* [Exercise goal]: Take each line containing "燈の守り人" and report it exactly as written.

★ ★ ★ ★ ★ ★ ★

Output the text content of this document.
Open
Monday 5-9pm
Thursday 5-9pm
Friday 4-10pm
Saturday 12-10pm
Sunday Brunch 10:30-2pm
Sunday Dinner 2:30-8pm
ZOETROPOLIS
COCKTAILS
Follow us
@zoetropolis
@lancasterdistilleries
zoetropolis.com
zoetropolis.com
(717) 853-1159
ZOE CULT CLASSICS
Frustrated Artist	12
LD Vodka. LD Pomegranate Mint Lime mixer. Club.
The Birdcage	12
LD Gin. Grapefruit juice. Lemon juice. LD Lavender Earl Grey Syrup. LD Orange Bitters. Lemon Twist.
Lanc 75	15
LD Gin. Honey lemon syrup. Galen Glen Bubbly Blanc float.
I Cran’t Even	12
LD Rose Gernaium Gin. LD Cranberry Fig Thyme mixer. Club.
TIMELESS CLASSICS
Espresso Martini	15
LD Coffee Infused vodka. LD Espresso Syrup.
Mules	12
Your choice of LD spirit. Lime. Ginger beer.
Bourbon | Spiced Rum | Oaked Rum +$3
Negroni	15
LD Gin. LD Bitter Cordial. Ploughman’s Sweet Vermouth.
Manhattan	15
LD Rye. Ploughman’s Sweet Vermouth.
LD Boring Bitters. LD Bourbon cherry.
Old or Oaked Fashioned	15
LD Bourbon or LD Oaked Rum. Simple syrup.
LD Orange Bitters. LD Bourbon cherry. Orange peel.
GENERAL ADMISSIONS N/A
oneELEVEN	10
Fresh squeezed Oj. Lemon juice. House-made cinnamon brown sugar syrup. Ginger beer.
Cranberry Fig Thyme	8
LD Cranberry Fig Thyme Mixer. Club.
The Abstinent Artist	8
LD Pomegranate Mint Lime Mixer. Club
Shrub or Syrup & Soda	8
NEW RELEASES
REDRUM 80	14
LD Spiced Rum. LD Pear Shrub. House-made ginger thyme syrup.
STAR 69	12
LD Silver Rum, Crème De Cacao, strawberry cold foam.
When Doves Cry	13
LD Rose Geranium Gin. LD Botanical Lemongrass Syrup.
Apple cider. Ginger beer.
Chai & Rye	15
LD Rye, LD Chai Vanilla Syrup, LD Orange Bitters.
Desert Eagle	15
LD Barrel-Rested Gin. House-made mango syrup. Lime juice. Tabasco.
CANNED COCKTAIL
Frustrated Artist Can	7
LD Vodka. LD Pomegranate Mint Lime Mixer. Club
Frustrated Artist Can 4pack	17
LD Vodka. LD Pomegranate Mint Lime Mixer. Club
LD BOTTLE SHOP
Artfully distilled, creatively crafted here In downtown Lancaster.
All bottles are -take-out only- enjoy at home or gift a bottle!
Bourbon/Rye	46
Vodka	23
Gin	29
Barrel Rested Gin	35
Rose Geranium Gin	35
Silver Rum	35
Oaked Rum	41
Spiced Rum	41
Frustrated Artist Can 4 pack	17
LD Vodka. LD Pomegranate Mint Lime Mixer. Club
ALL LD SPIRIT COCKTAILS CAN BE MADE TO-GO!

★ ★ ★ ★ ★ ★ ★

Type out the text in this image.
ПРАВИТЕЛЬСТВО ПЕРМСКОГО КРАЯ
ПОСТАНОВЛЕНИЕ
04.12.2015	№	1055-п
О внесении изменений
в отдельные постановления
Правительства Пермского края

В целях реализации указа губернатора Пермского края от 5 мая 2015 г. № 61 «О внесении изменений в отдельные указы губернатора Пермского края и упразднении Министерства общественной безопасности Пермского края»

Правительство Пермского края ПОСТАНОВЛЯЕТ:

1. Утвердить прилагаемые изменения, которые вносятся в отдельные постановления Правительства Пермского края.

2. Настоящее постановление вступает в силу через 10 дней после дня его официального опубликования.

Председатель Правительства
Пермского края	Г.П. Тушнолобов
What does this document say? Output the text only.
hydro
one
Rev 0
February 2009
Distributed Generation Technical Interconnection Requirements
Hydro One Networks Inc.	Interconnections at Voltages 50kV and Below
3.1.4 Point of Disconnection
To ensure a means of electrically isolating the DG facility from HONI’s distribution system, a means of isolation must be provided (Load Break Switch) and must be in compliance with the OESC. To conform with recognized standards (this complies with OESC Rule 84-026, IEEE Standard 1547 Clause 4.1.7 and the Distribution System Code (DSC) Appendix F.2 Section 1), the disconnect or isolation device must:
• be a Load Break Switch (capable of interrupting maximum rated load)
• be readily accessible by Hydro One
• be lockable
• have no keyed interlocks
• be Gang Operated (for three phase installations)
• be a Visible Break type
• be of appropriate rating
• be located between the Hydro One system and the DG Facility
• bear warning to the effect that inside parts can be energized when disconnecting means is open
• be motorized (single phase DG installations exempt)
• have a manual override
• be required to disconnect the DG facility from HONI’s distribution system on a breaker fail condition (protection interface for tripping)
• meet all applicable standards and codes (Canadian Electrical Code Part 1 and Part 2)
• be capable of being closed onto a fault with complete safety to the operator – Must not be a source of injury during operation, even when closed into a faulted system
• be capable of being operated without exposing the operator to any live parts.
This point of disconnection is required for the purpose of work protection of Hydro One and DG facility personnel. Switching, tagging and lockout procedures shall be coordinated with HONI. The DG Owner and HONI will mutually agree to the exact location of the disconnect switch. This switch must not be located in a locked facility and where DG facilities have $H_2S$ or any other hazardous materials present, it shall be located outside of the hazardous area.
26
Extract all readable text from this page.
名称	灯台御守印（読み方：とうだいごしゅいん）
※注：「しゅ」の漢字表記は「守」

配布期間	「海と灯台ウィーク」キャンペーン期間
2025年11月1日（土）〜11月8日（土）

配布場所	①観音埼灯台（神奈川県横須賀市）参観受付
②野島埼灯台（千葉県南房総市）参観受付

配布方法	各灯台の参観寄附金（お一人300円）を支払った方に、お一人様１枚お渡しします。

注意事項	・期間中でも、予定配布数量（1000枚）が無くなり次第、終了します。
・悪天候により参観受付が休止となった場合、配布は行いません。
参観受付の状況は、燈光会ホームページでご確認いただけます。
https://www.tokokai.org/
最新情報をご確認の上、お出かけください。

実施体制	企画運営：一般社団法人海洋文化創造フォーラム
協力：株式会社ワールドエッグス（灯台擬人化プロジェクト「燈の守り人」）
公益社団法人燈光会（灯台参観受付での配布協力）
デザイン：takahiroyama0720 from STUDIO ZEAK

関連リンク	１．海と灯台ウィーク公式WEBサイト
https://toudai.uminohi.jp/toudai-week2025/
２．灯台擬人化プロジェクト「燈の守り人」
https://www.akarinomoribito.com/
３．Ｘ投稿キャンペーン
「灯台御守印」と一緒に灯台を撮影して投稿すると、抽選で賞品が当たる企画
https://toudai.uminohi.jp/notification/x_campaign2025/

★ ★ ★ ★ ★ ★ ★

* [Full answer]:
協力：株式会社ワールドエッグス（灯台擬人化プロジェクト「燈の守り人」）
２．灯台擬人化プロジェクト「燈の守り人」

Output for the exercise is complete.